Recopiez mot pour mot le passage du texte sur la pêche de la carpe dans la Loire, en commençant par « Pêche pas la » et en allant jusqu'à « pour quelque chose. ».

## Texte cité
• • • • •
Les sites du groupe Info6TM

Pêche pas la Loire, y'a que des saucisses !

Voici le genre des nombreuses remarques que j’ai reçues lors de mon arrivée dans la Nièvre il y a dix ans, alors que j’annonçais à quelques amis mon intention d’attaquer ce fleuve. L’ancienne vidéo des frères Mahin, où Michel enchaîne une horde de petites carpes sur une journée en Loire y est peut-être pour quelque chose.

POUR MA PART LE CONSTAT EST TOUT SIMPLEMENT MERVEILLEUX. Me voilà, fraîchement arrivé dans la région, pêcheur de rivière, sur un fleuve quasi totalement déserté par les carpistes locaux, y compris sur les quelques secteurs de nuit… J’ai tout à découvrir et je ne vais pas me gêner. Nostalgie oblige, il y a bien vingt ans, plusieurs pêcheurs m’avaient parlé des poissons de ce fleuve, surpuissants et torpillés.

Je m’étais toujours promis d’y tremper les fils, histoire de faire ma propre opinion : je n’ai pas été déçu. Nous allons au cours de ces quelques lignes, par le biais d’excursions et de citations halieutiques, casser certaines idées reçues et concocter toutes les choses à mettre en place pour réussir sur cette eau sauvage. Je tiens à préciser que j’ai pêché, ces dernières années, un tronçon d’une cinquantaine de kilomètres aux alentours de mon domicile et qu’il me faudrait plusieurs vies pour y percer le dixième des secrets de cette zone jonchée de mystères. J’aime penser que les poissons ont probablement des comportements différents selon les nappes d’eaux aval et amont, mais qu’ils gardent dans leurs instincts, leurs agissements et leur sustentation certaines similitudes.
• • • • •
## Données fournies

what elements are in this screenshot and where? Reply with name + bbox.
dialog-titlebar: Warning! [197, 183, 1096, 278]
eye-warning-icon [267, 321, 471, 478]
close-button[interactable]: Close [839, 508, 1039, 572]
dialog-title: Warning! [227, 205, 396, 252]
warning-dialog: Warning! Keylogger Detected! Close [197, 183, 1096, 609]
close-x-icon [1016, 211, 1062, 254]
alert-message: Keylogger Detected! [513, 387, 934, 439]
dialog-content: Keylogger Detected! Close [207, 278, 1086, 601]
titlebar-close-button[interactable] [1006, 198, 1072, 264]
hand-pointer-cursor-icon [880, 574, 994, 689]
• • • • •
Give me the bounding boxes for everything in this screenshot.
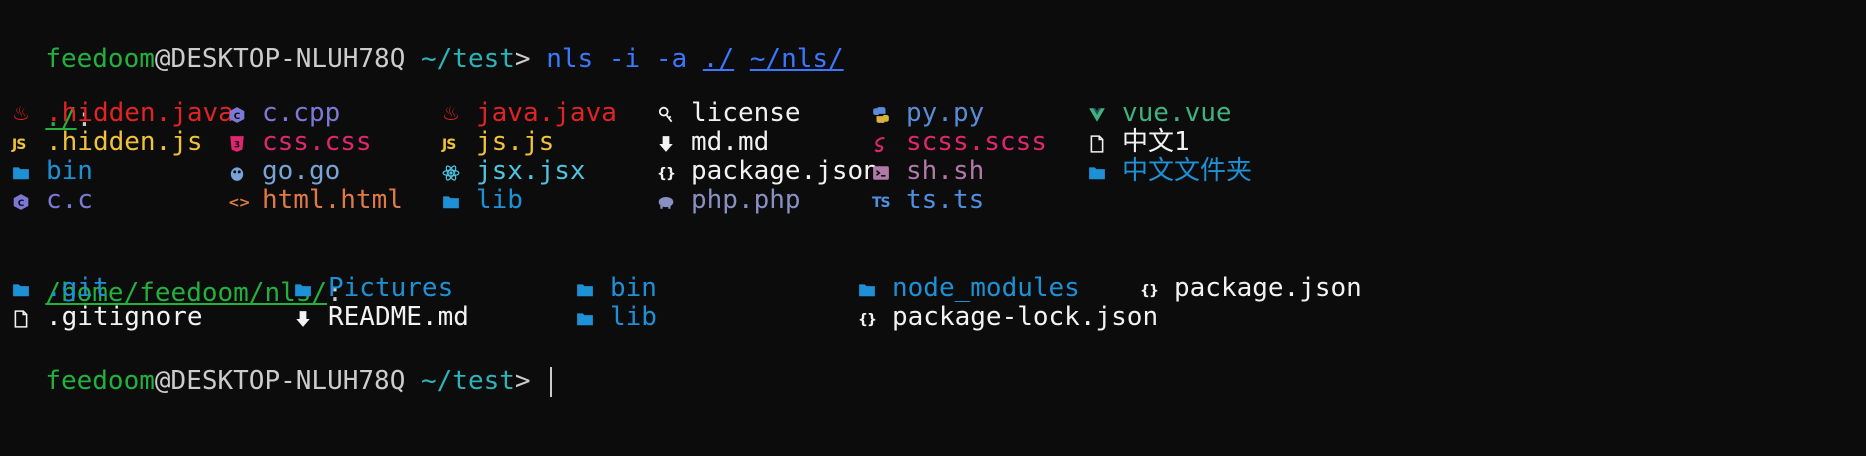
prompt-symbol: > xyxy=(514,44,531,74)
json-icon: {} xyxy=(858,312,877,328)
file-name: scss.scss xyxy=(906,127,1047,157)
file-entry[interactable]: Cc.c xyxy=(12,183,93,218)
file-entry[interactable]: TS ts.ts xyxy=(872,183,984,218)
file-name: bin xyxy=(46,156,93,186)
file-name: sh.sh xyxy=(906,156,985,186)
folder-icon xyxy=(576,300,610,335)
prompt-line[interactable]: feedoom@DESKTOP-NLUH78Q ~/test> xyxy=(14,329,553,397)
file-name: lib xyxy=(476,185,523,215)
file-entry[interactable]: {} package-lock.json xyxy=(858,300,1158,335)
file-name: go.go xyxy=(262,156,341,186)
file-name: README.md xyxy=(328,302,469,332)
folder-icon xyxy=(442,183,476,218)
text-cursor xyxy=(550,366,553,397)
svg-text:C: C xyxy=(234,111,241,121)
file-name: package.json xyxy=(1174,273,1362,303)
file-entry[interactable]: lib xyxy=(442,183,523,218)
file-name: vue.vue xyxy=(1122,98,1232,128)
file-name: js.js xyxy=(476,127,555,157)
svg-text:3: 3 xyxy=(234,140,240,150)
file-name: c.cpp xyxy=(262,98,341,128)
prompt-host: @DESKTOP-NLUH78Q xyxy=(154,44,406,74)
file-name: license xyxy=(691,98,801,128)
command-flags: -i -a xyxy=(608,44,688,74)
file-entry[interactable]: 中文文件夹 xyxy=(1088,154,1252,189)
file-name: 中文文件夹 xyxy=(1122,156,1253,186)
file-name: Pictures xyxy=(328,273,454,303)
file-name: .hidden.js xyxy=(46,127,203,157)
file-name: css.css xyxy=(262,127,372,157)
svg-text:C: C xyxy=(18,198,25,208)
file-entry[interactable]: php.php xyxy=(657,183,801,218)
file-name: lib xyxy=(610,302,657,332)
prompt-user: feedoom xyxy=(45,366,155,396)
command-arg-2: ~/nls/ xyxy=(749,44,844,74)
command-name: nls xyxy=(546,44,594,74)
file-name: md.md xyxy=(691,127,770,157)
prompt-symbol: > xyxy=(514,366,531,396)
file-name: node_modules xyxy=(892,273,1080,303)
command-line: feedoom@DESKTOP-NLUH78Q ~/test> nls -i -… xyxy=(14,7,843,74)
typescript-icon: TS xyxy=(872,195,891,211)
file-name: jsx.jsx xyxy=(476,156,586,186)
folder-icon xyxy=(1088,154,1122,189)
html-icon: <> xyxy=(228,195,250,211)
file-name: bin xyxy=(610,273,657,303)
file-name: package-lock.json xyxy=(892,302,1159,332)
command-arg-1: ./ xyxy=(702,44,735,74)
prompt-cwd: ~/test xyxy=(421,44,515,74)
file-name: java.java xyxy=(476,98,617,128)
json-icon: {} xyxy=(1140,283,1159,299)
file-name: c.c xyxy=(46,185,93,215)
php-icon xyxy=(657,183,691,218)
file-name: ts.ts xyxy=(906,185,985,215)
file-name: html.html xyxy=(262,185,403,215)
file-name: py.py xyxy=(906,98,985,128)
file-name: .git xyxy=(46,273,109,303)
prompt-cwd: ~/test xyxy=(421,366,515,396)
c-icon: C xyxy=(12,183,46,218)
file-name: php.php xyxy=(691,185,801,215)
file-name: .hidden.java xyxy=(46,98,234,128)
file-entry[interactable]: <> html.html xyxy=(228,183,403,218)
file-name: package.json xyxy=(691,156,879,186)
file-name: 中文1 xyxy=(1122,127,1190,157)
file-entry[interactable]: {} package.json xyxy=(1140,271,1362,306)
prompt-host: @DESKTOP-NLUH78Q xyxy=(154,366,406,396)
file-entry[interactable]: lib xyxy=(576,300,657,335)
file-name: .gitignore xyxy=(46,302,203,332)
• • • • •
## La solution
Pêche pas la Loire, y'a que des saucisses !

Voici le genre des nombreuses remarques que j’ai reçues lors de mon arrivée dans la Nièvre il y a dix ans, alors que j’annonçais à quelques amis mon intention d’attaquer ce fleuve. L’ancienne vidéo des frères Mahin, où Michel enchaîne une horde de petites carpes sur une journée en Loire y est peut-être pour quelque chose.